WORK TO BE COMPLETED: Set down every record once more, exactly as given.

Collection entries

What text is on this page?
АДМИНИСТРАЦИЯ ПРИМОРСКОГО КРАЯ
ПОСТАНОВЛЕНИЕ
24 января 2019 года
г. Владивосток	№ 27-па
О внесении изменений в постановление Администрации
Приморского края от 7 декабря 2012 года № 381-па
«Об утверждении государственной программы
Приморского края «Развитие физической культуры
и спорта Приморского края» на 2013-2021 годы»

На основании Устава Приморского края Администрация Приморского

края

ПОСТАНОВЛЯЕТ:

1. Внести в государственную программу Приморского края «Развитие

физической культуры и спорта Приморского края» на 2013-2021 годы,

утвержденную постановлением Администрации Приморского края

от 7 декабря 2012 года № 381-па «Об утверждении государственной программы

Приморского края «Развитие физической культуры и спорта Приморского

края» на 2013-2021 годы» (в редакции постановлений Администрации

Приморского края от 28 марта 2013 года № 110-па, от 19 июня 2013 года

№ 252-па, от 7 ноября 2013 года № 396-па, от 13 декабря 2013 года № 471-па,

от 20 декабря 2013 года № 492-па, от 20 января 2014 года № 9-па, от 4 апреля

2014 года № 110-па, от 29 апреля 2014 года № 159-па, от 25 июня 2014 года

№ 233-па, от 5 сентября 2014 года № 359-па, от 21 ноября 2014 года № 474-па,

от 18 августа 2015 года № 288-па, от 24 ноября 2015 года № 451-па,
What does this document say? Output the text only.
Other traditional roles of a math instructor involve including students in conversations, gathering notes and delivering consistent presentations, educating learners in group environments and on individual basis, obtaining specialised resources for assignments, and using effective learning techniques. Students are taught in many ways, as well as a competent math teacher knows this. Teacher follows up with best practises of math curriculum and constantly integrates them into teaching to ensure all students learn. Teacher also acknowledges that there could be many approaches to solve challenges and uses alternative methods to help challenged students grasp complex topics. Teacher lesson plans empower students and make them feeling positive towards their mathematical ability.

TASK RESULT:
What text is on this page?
АДМИНИСТРАЦИЯ ПРИМОРСКОГО КРАЯ
ПОСТАНОВЛЕНИЕ
24 января 2019 года
г. Владивосток	№ 27-па
О внесении изменений в постановление Администрации
Приморского края от 7 декабря 2012 года № 381-па
«Об утверждении государственной программы
Приморского края «Развитие физической культуры
и спорта Приморского края» на 2013-2021 годы»

На основании Устава Приморского края Администрация Приморского

края

ПОСТАНОВЛЯЕТ:

1. Внести в государственную программу Приморского края «Развитие

физической культуры и спорта Приморского края» на 2013-2021 годы,

утвержденную постановлением Администрации Приморского края

от 7 декабря 2012 года № 381-па «Об утверждении государственной программы

Приморского края «Развитие физической культуры и спорта Приморского

края» на 2013-2021 годы» (в редакции постановлений Администрации

Приморского края от 28 марта 2013 года № 110-па, от 19 июня 2013 года

№ 252-па, от 7 ноября 2013 года № 396-па, от 13 декабря 2013 года № 471-па,

от 20 декабря 2013 года № 492-па, от 20 января 2014 года № 9-па, от 4 апреля

2014 года № 110-па, от 29 апреля 2014 года № 159-па, от 25 июня 2014 года

№ 233-па, от 5 сентября 2014 года № 359-па, от 21 ноября 2014 года № 474-па,

от 18 августа 2015 года № 288-па, от 24 ноября 2015 года № 451-па,
What does this document say? Output the text only.
Other traditional roles of a math instructor involve including students in conversations, gathering notes and delivering consistent presentations, educating learners in group environments and on individual basis, obtaining specialised resources for assignments, and using effective learning techniques. Students are taught in many ways, as well as a competent math teacher knows this. Teacher follows up with best practises of math curriculum and constantly integrates them into teaching to ensure all students learn. Teacher also acknowledges that there could be many approaches to solve challenges and uses alternative methods to help challenged students grasp complex topics. Teacher lesson plans empower students and make them feeling positive towards their mathematical ability.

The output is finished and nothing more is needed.